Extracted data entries
........

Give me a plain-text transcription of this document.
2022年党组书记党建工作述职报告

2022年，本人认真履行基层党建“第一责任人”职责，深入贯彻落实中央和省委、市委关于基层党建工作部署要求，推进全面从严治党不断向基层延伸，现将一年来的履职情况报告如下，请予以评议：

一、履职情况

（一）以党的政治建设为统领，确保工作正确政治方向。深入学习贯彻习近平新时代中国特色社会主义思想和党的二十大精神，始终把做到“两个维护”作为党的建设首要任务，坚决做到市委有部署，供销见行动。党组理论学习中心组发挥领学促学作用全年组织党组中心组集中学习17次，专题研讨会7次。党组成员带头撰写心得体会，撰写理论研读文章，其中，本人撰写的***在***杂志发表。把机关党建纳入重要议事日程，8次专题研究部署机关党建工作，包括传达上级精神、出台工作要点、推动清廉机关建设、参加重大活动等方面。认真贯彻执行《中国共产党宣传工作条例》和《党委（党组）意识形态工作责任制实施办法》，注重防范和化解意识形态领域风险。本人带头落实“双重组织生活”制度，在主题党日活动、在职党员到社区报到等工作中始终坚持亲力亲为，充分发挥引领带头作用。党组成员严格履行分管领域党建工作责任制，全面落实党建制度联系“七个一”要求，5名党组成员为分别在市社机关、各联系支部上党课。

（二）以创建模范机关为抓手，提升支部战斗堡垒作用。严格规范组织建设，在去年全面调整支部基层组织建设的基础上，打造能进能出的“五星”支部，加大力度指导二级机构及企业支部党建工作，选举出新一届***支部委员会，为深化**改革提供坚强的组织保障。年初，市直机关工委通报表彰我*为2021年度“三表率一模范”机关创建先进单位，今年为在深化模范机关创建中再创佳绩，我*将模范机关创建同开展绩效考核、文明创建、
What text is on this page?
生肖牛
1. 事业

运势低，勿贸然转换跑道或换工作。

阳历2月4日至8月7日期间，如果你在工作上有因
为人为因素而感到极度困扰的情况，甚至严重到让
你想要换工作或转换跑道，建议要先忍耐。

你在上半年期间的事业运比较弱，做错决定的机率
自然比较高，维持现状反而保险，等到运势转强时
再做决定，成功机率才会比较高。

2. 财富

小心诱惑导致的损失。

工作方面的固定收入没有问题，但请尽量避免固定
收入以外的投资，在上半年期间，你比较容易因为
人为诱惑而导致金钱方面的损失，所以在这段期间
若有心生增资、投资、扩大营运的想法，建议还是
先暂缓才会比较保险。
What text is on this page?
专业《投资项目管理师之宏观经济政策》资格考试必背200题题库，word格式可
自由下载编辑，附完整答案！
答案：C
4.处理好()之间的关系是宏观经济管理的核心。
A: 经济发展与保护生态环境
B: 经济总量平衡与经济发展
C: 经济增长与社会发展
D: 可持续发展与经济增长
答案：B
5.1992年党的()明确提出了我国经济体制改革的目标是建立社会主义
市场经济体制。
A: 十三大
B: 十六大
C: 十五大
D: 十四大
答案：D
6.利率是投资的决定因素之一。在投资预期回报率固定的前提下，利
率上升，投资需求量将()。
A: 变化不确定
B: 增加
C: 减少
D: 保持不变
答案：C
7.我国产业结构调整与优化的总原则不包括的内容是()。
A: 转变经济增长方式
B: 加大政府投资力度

........

Reproduce the full listing word for word.

**SOLUTION:**
Give me a plain-text transcription of this document.
2022年党组书记党建工作述职报告

2022年，本人认真履行基层党建“第一责任人”职责，深入贯彻落实中央和省委、市委关于基层党建工作部署要求，推进全面从严治党不断向基层延伸，现将一年来的履职情况报告如下，请予以评议：

一、履职情况

（一）以党的政治建设为统领，确保工作正确政治方向。深入学习贯彻习近平新时代中国特色社会主义思想和党的二十大精神，始终把做到“两个维护”作为党的建设首要任务，坚决做到市委有部署，供销见行动。党组理论学习中心组发挥领学促学作用全年组织党组中心组集中学习17次，专题研讨会7次。党组成员带头撰写心得体会，撰写理论研读文章，其中，本人撰写的***在***杂志发表。把机关党建纳入重要议事日程，8次专题研究部署机关党建工作，包括传达上级精神、出台工作要点、推动清廉机关建设、参加重大活动等方面。认真贯彻执行《中国共产党宣传工作条例》和《党委（党组）意识形态工作责任制实施办法》，注重防范和化解意识形态领域风险。本人带头落实“双重组织生活”制度，在主题党日活动、在职党员到社区报到等工作中始终坚持亲力亲为，充分发挥引领带头作用。党组成员严格履行分管领域党建工作责任制，全面落实党建制度联系“七个一”要求，5名党组成员为分别在市社机关、各联系支部上党课。

（二）以创建模范机关为抓手，提升支部战斗堡垒作用。严格规范组织建设，在去年全面调整支部基层组织建设的基础上，打造能进能出的“五星”支部，加大力度指导二级机构及企业支部党建工作，选举出新一届***支部委员会，为深化**改革提供坚强的组织保障。年初，市直机关工委通报表彰我*为2021年度“三表率一模范”机关创建先进单位，今年为在深化模范机关创建中再创佳绩，我*将模范机关创建同开展绩效考核、文明创建、
What text is on this page?
生肖牛
1. 事业

运势低，勿贸然转换跑道或换工作。

阳历2月4日至8月7日期间，如果你在工作上有因
为人为因素而感到极度困扰的情况，甚至严重到让
你想要换工作或转换跑道，建议要先忍耐。

你在上半年期间的事业运比较弱，做错决定的机率
自然比较高，维持现状反而保险，等到运势转强时
再做决定，成功机率才会比较高。

2. 财富

小心诱惑导致的损失。

工作方面的固定收入没有问题，但请尽量避免固定
收入以外的投资，在上半年期间，你比较容易因为
人为诱惑而导致金钱方面的损失，所以在这段期间
若有心生增资、投资、扩大营运的想法，建议还是
先暂缓才会比较保险。
What text is on this page?
专业《投资项目管理师之宏观经济政策》资格考试必背200题题库，word格式可
自由下载编辑，附完整答案！
答案：C
4.处理好()之间的关系是宏观经济管理的核心。
A: 经济发展与保护生态环境
B: 经济总量平衡与经济发展
C: 经济增长与社会发展
D: 可持续发展与经济增长
答案：B
5.1992年党的()明确提出了我国经济体制改革的目标是建立社会主义
市场经济体制。
A: 十三大
B: 十六大
C: 十五大
D: 十四大
答案：D
6.利率是投资的决定因素之一。在投资预期回报率固定的前提下，利
率上升，投资需求量将()。
A: 变化不确定
B: 增加
C: 减少
D: 保持不变
答案：C
7.我国产业结构调整与优化的总原则不包括的内容是()。
A: 转变经济增长方式
B: 加大政府投资力度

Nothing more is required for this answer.